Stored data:
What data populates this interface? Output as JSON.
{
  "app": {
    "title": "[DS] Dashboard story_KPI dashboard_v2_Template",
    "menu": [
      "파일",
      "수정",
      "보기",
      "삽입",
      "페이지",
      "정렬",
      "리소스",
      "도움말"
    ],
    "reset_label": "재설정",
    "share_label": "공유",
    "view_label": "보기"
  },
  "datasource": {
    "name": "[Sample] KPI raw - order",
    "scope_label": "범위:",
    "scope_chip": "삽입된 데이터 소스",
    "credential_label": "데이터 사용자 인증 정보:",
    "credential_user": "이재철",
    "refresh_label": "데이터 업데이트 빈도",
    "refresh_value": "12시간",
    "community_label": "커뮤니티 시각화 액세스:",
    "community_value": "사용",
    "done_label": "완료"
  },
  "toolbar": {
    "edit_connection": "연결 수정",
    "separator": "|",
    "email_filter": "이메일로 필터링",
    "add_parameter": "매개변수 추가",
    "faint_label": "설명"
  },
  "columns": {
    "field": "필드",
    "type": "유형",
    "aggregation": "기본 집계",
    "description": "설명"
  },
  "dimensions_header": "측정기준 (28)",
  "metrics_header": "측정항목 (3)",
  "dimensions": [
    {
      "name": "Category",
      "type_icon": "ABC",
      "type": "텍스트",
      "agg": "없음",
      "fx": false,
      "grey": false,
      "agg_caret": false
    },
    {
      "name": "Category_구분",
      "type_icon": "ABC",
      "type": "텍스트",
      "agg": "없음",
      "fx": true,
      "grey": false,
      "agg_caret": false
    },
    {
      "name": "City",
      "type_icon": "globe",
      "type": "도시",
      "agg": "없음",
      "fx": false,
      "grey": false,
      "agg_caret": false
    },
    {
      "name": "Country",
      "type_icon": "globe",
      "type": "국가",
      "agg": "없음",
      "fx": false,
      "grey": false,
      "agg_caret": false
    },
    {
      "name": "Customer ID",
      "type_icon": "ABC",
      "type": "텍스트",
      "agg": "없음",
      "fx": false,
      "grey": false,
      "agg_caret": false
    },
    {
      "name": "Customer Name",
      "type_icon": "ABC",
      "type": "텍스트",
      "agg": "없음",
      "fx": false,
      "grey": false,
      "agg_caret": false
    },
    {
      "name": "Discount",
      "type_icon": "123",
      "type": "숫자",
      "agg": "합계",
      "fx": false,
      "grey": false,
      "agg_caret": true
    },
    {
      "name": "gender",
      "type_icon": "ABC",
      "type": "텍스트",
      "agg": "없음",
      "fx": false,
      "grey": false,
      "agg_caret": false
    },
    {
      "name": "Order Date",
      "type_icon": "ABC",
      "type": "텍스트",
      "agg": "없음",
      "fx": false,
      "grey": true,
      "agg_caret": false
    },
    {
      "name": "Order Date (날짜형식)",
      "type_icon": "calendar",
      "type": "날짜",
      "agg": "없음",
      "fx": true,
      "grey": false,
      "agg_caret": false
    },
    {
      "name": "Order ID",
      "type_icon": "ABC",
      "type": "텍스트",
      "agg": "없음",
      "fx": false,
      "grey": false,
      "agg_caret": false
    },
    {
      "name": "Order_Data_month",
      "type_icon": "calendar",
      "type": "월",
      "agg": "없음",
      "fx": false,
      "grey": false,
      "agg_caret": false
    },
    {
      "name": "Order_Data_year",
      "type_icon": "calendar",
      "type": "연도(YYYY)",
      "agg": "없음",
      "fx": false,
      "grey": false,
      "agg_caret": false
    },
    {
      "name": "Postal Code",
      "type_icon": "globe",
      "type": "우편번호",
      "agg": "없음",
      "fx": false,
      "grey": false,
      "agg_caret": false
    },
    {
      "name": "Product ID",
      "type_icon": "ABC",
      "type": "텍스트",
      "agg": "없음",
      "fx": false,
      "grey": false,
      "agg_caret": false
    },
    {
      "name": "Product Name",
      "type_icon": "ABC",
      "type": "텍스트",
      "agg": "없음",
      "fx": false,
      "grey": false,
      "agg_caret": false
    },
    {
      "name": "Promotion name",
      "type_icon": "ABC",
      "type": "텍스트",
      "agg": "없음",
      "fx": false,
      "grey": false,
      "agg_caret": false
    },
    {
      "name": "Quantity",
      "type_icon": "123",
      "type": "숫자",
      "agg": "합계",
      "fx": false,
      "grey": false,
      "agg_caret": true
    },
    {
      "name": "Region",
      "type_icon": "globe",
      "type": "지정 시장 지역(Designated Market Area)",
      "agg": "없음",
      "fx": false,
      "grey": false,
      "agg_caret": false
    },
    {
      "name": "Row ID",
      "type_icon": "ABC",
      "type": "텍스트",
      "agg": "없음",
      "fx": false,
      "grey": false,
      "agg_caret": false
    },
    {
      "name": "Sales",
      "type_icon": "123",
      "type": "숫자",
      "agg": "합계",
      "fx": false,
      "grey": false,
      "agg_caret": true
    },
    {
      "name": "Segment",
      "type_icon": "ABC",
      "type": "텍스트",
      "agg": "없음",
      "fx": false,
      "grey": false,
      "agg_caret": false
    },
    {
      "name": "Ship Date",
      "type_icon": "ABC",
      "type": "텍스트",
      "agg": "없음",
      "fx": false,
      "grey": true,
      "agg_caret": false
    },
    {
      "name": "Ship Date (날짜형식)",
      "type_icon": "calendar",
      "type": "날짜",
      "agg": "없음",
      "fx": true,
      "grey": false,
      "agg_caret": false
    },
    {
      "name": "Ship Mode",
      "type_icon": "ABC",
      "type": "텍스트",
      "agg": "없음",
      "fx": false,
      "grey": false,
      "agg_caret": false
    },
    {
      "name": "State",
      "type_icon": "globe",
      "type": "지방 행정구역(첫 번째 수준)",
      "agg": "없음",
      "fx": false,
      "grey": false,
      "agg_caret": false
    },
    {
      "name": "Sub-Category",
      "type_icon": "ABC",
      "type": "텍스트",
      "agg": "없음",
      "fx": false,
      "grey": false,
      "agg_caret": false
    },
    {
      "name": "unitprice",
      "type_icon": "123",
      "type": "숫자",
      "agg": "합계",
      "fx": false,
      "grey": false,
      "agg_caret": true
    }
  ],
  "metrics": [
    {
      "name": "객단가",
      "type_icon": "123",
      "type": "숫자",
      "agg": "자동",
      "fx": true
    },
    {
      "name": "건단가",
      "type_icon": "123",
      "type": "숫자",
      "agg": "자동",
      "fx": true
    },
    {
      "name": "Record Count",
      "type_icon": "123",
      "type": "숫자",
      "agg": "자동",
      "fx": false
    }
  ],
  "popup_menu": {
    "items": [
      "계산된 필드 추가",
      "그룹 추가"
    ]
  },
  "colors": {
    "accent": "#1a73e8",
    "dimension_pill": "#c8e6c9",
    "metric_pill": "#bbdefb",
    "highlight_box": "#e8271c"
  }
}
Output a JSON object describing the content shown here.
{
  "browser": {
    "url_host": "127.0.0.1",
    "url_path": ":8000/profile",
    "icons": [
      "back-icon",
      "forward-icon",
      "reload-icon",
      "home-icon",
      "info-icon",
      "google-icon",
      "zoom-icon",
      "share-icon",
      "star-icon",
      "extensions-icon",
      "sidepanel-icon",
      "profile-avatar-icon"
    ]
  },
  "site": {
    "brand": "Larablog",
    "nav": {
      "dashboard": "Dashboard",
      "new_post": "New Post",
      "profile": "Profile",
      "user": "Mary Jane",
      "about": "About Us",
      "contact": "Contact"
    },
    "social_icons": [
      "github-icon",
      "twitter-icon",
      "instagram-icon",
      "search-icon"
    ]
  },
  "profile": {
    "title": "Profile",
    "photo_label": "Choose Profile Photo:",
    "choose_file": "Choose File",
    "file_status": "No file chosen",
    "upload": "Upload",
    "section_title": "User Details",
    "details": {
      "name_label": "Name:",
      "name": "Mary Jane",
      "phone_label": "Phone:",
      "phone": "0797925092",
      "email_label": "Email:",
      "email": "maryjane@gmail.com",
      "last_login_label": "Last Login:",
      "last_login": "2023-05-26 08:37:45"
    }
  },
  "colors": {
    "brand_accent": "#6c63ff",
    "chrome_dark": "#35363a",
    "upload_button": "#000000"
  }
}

Your goal:
All lines from the one that contains "Output a JSON" through the end of the material are to be quoted exactly, with both ends included.

Answer in full:
Output a JSON object describing the content shown here.
{
  "browser": {
    "url_host": "127.0.0.1",
    "url_path": ":8000/profile",
    "icons": [
      "back-icon",
      "forward-icon",
      "reload-icon",
      "home-icon",
      "info-icon",
      "google-icon",
      "zoom-icon",
      "share-icon",
      "star-icon",
      "extensions-icon",
      "sidepanel-icon",
      "profile-avatar-icon"
    ]
  },
  "site": {
    "brand": "Larablog",
    "nav": {
      "dashboard": "Dashboard",
      "new_post": "New Post",
      "profile": "Profile",
      "user": "Mary Jane",
      "about": "About Us",
      "contact": "Contact"
    },
    "social_icons": [
      "github-icon",
      "twitter-icon",
      "instagram-icon",
      "search-icon"
    ]
  },
  "profile": {
    "title": "Profile",
    "photo_label": "Choose Profile Photo:",
    "choose_file": "Choose File",
    "file_status": "No file chosen",
    "upload": "Upload",
    "section_title": "User Details",
    "details": {
      "name_label": "Name:",
      "name": "Mary Jane",
      "phone_label": "Phone:",
      "phone": "0797925092",
      "email_label": "Email:",
      "email": "maryjane@gmail.com",
      "last_login_label": "Last Login:",
      "last_login": "2023-05-26 08:37:45"
    }
  },
  "colors": {
    "brand_accent": "#6c63ff",
    "chrome_dark": "#35363a",
    "upload_button": "#000000"
  }
}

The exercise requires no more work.